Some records
------------------------------
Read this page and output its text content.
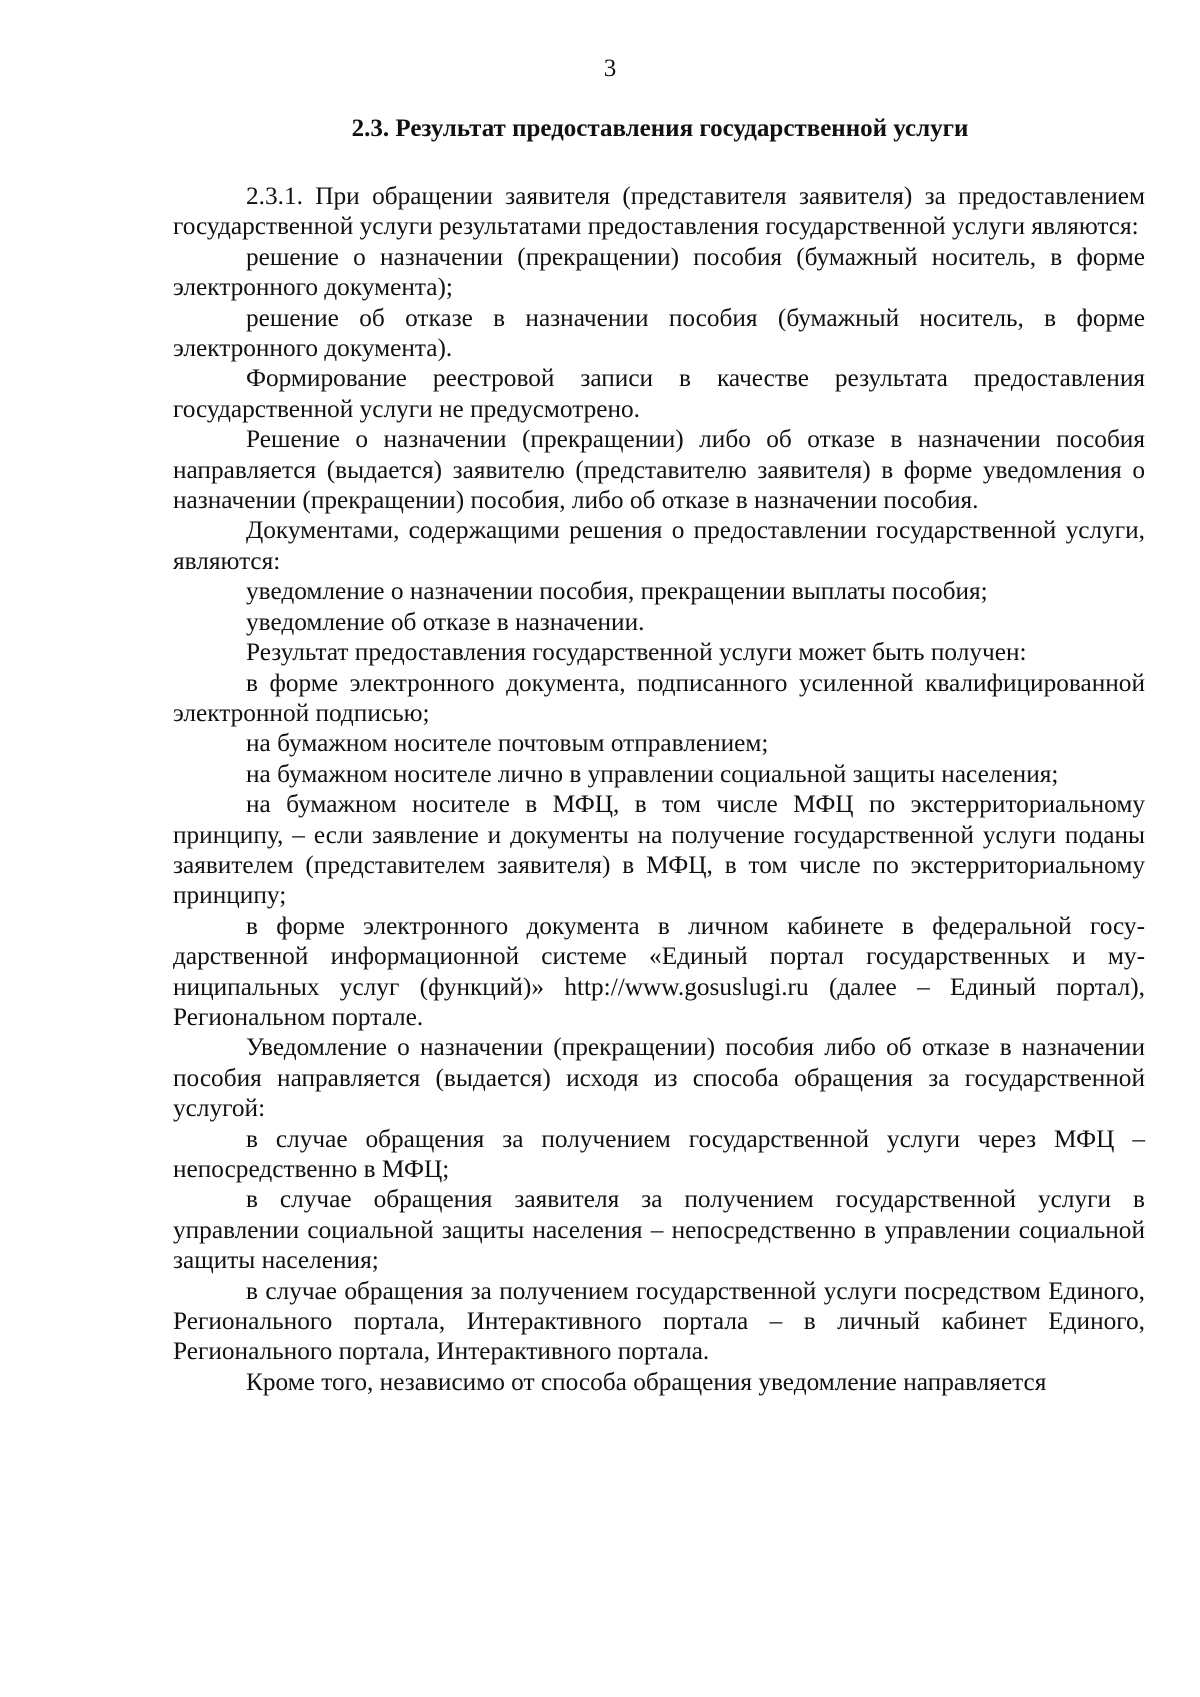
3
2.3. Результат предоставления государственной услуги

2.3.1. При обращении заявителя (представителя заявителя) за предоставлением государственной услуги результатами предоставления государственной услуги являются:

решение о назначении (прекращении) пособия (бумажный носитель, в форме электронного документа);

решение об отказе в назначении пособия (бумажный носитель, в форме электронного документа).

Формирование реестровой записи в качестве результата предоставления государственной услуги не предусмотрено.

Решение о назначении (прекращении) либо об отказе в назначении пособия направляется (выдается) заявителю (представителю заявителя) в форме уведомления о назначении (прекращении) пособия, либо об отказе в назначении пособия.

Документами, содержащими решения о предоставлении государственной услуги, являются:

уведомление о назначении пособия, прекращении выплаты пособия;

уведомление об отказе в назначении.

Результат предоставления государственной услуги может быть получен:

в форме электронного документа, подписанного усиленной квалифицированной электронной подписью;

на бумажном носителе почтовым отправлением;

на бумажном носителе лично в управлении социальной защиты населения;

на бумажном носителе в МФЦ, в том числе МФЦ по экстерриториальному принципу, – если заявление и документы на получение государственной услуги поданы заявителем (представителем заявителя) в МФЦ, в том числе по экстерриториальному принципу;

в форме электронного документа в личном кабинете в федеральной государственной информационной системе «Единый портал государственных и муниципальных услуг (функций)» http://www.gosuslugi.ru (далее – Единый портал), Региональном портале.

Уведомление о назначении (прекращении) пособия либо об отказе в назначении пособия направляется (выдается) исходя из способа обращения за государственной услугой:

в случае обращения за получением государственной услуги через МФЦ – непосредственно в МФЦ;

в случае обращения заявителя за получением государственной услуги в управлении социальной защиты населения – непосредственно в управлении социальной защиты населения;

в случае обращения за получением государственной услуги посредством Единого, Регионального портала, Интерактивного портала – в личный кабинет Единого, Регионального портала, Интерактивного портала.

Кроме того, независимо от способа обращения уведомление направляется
------------------------------
Copy every record above exactly, leaving out any pictures.

**Output of the exercise:**
Read this page and output its text content.
3
2.3. Результат предоставления государственной услуги

2.3.1. При обращении заявителя (представителя заявителя) за предоставлением государственной услуги результатами предоставления государственной услуги являются:

решение о назначении (прекращении) пособия (бумажный носитель, в форме электронного документа);

решение об отказе в назначении пособия (бумажный носитель, в форме электронного документа).

Формирование реестровой записи в качестве результата предоставления государственной услуги не предусмотрено.

Решение о назначении (прекращении) либо об отказе в назначении пособия направляется (выдается) заявителю (представителю заявителя) в форме уведомления о назначении (прекращении) пособия, либо об отказе в назначении пособия.

Документами, содержащими решения о предоставлении государственной услуги, являются:

уведомление о назначении пособия, прекращении выплаты пособия;

уведомление об отказе в назначении.

Результат предоставления государственной услуги может быть получен:

в форме электронного документа, подписанного усиленной квалифицированной электронной подписью;

на бумажном носителе почтовым отправлением;

на бумажном носителе лично в управлении социальной защиты населения;

на бумажном носителе в МФЦ, в том числе МФЦ по экстерриториальному принципу, – если заявление и документы на получение государственной услуги поданы заявителем (представителем заявителя) в МФЦ, в том числе по экстерриториальному принципу;

в форме электронного документа в личном кабинете в федеральной государственной информационной системе «Единый портал государственных и муниципальных услуг (функций)» http://www.gosuslugi.ru (далее – Единый портал), Региональном портале.

Уведомление о назначении (прекращении) пособия либо об отказе в назначении пособия направляется (выдается) исходя из способа обращения за государственной услугой:

в случае обращения за получением государственной услуги через МФЦ – непосредственно в МФЦ;

в случае обращения заявителя за получением государственной услуги в управлении социальной защиты населения – непосредственно в управлении социальной защиты населения;

в случае обращения за получением государственной услуги посредством Единого, Регионального портала, Интерактивного портала – в личный кабинет Единого, Регионального портала, Интерактивного портала.

Кроме того, независимо от способа обращения уведомление направляется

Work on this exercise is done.